▶ **OBJECTIVE**:
Scan the data below for the string "Mária". Copy every line where it appears.

[START GIVEN RECORDS]

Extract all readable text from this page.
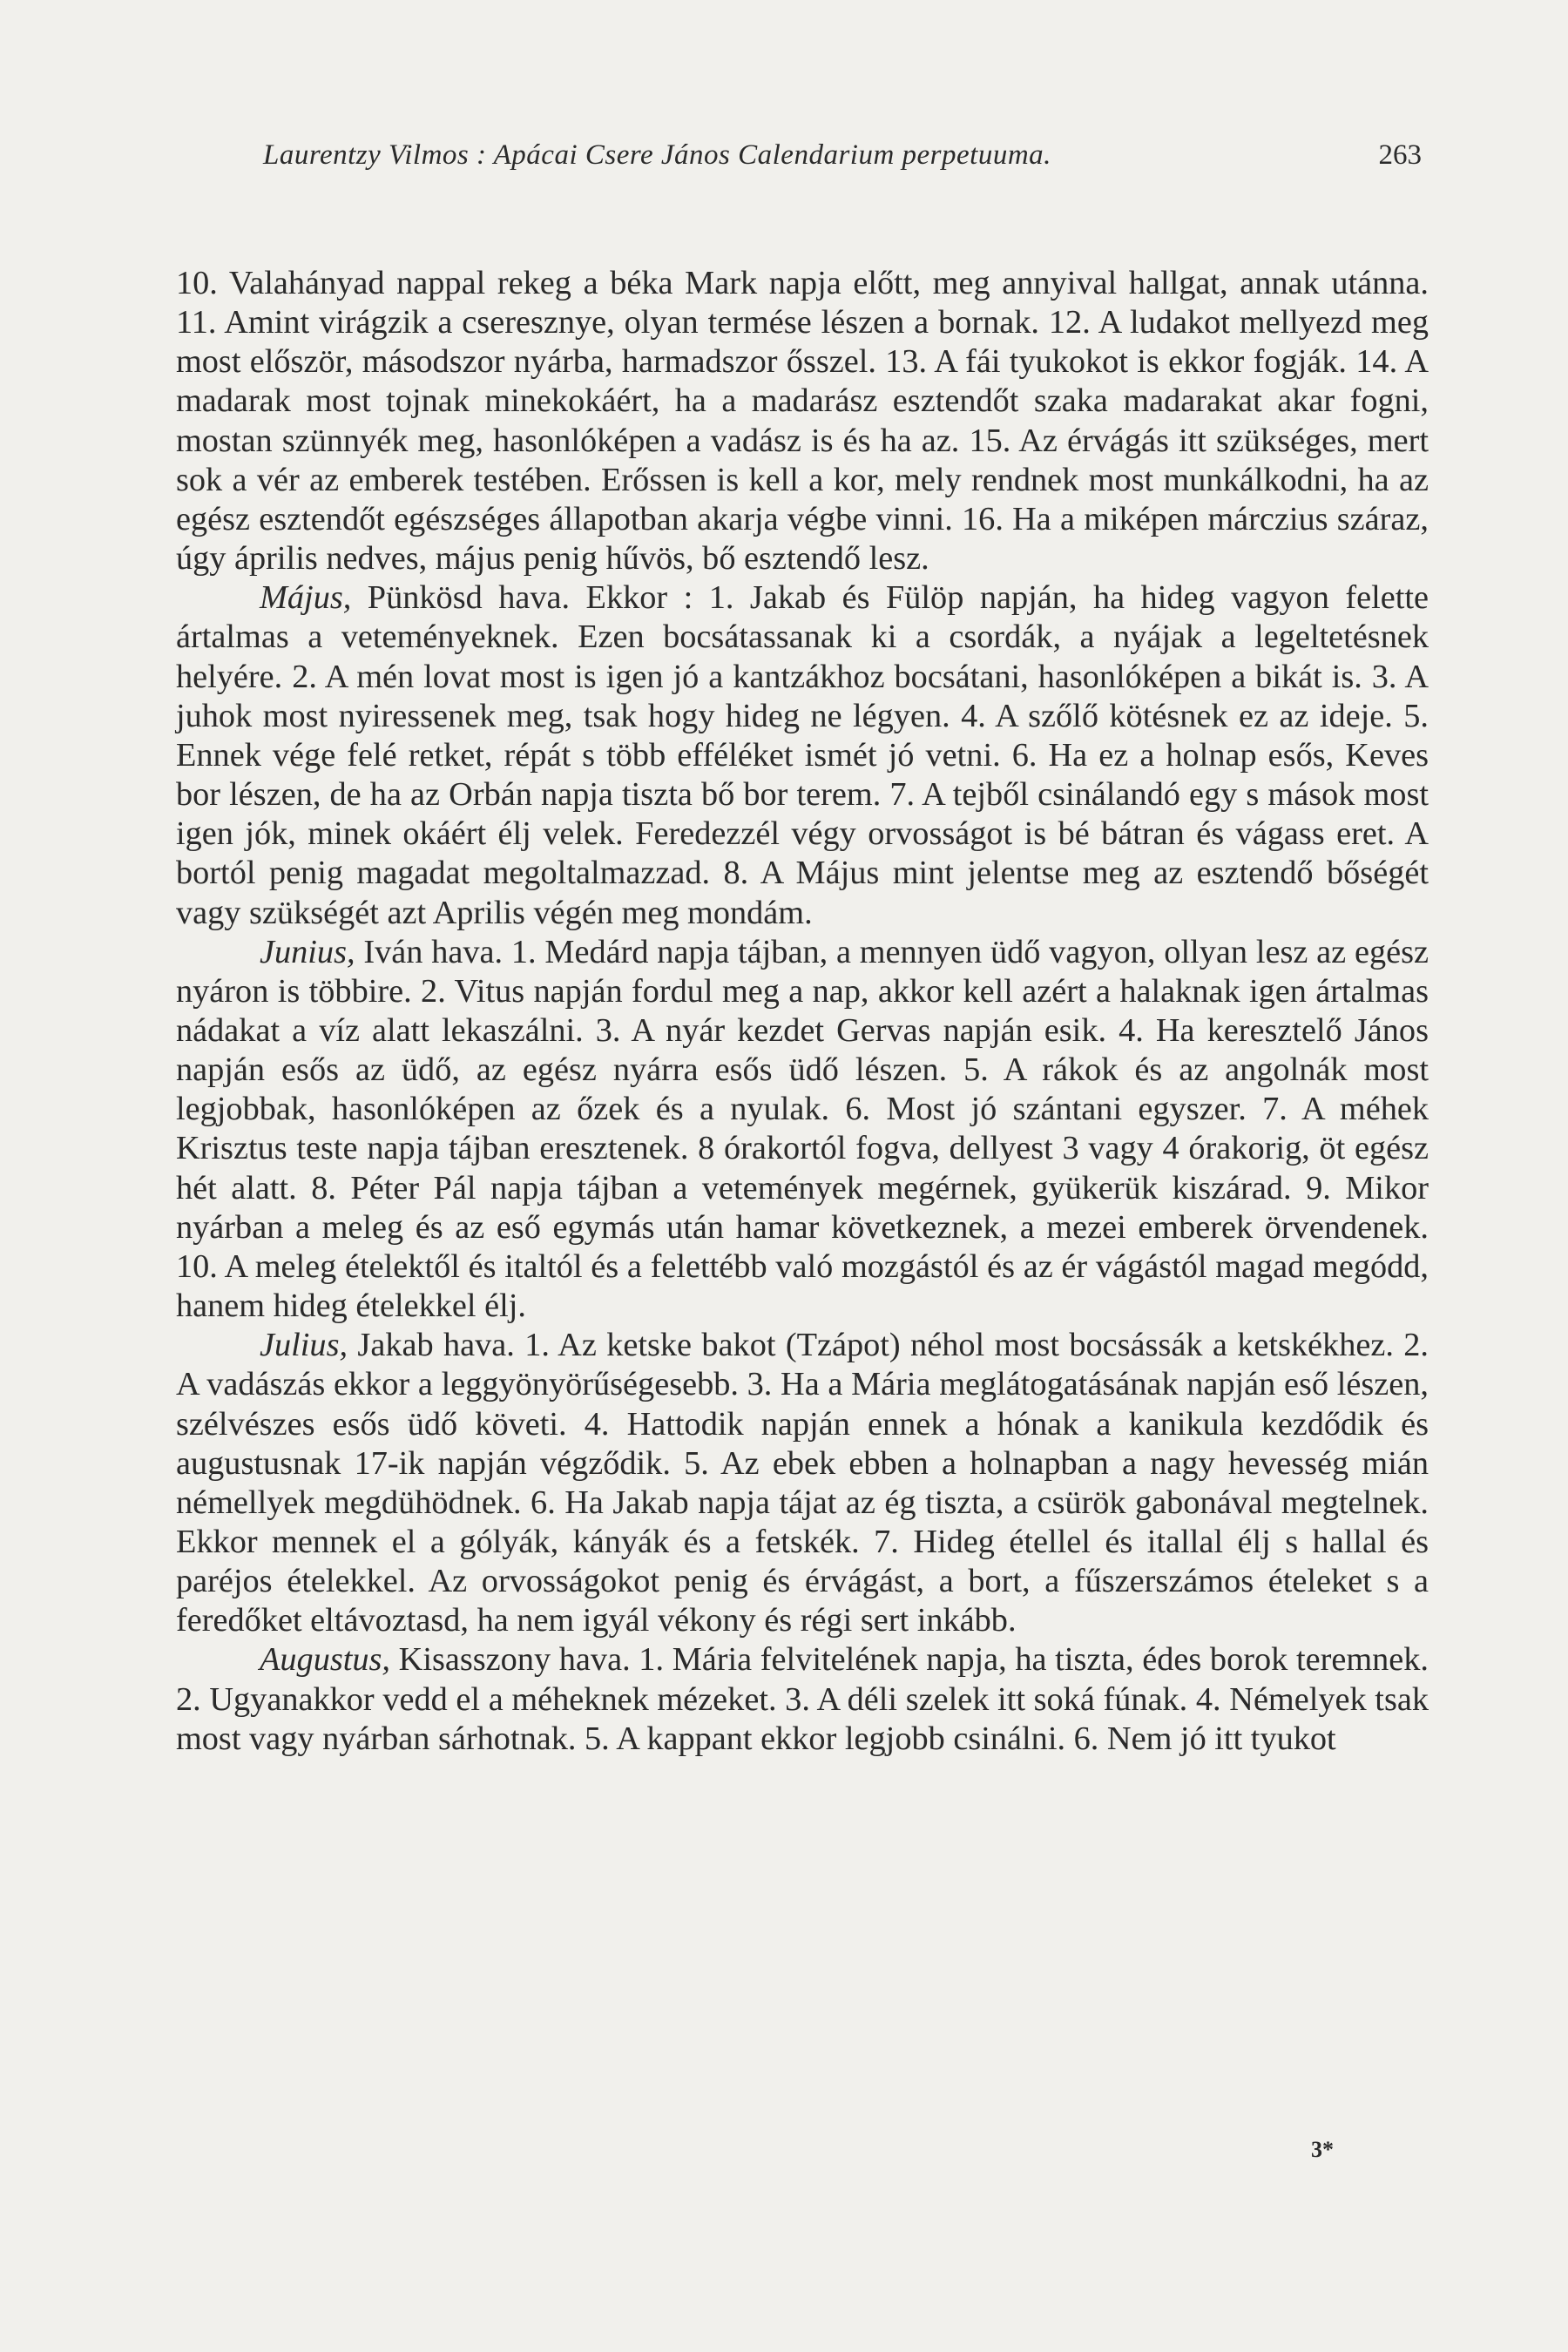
Laurentzy Vilmos : Apácai Csere János Calendarium perpetuuma.	263

10. Valahányad nappal rekeg a béka Mark napja előtt, meg annyival hallgat, annak utánna. 11. Amint virágzik a cseresznye, olyan termése lészen a bornak. 12. A ludakot mellyezd meg most először, másodszor nyárba, harmadszor ősszel. 13. A fái tyukokot is ekkor fogják. 14. A madarak most tojnak minekokáért, ha a madarász esztendőt szaka madarakat akar fogni, mostan szünnyék meg, hasonlóképen a vadász is és ha az. 15. Az érvágás itt szükséges, mert sok a vér az emberek testében. Erőssen is kell a kor, mely rendnek most munkálkodni, ha az egész esztendőt egészséges állapotban akarja végbe vinni. 16. Ha a miképen márczius száraz, úgy április nedves, május penig hűvös, bő esztendő lesz.

Május, Pünkösd hava. Ekkor : 1. Jakab és Fülöp napján, ha hideg vagyon felette ártalmas a veteményeknek. Ezen bocsátassanak ki a csordák, a nyájak a legeltetésnek helyére. 2. A mén lovat most is igen jó a kantzákhoz bocsátani, hasonlóképen a bikát is. 3. A juhok most nyiressenek meg, tsak hogy hideg ne légyen. 4. A szőlő kötésnek ez az ideje. 5. Ennek vége felé retket, répát s több efféléket ismét jó vetni. 6. Ha ez a holnap esős, Keves bor lészen, de ha az Orbán napja tiszta bő bor terem. 7. A tejből csinálandó egy s mások most igen jók, minek okáért élj velek. Feredezzél végy orvosságot is bé bátran és vágass eret. A bortól penig magadat megoltalmazzad. 8. A Május mint jelentse meg az esztendő bőségét vagy szükségét azt Aprilis végén meg mondám.

Junius, Iván hava. 1. Medárd napja tájban, a mennyen üdő vagyon, ollyan lesz az egész nyáron is többire. 2. Vitus napján fordul meg a nap, akkor kell azért a halaknak igen ártalmas nádakat a víz alatt lekaszálni. 3. A nyár kezdet Gervas napján esik. 4. Ha keresztelő János napján esős az üdő, az egész nyárra esős üdő lészen. 5. A rákok és az angolnák most legjobbak, hasonlóképen az őzek és a nyulak. 6. Most jó szántani egyszer. 7. A méhek Krisztus teste napja tájban eresztenek. 8 órakortól fogva, dellyest 3 vagy 4 órakorig, öt egész hét alatt. 8. Péter Pál napja tájban a vetemények megérnek, gyükerük kiszárad. 9. Mikor nyárban a meleg és az eső egymás után hamar következnek, a mezei emberek örvendenek. 10. A meleg ételektől és italtól és a felettébb való mozgástól és az ér vágástól magad megódd, hanem hideg ételekkel élj.

Julius, Jakab hava. 1. Az ketske bakot (Tzápot) néhol most bocsássák a ketskékhez. 2. A vadászás ekkor a leggyönyörűségesebb. 3. Ha a Mária meglátogatásának napján eső lészen, szélvészes esős üdő követi. 4. Hattodik napján ennek a hónak a kanikula kezdődik és augustusnak 17-ik napján végződik. 5. Az ebek ebben a holnapban a nagy hevesség mián némellyek megdühödnek. 6. Ha Jakab napja tájat az ég tiszta, a csürök gabonával megtelnek. Ekkor mennek el a gólyák, kányák és a fetskék. 7. Hideg étellel és itallal élj s hallal és paréjos ételekkel. Az orvosságokot penig és érvágást, a bort, a fűszerszámos ételeket s a feredőket eltávoztasd, ha nem igyál vékony és régi sert inkább.

Augustus, Kisasszony hava. 1. Mária felvitelének napja, ha tiszta, édes borok teremnek. 2. Ugyanakkor vedd el a méheknek mézeket. 3. A déli szelek itt soká fúnak. 4. Némelyek tsak most vagy nyárban sárhotnak. 5. A kappant ekkor legjobb csinálni. 6. Nem jó itt tyukot

3*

[END GIVEN RECORDS]

▶ **TASK OUTPUT**:
Julius, Jakab hava. 1. Az ketske bakot (Tzápot) néhol most bocsássák a ketskékhez. 2. A vadászás ekkor a leggyönyörűségesebb. 3. Ha a Mária meglátogatásának napján eső lészen, szélvészes esős üdő követi. 4. Hattodik napján ennek a hónak a kanikula kezdődik és augustusnak 17-ik napján végződik. 5. Az ebek ebben a holnapban a nagy hevesség mián némellyek megdühödnek. 6. Ha Jakab napja tájat az ég tiszta, a csürök gabonával megtelnek. Ekkor mennek el a gólyák, kányák és a fetskék. 7. Hideg étellel és itallal élj s hallal és paréjos ételekkel. Az orvosságokot penig és érvágást, a bort, a fűszerszámos ételeket s a feredőket eltávoztasd, ha nem igyál vékony és régi sert inkább.
Augustus, Kisasszony hava. 1. Mária felvitelének napja, ha tiszta, édes borok teremnek. 2. Ugyanakkor vedd el a méheknek mézeket. 3. A déli szelek itt soká fúnak. 4. Némelyek tsak most vagy nyárban sárhotnak. 5. A kappant ekkor legjobb csinálni. 6. Nem jó itt tyukot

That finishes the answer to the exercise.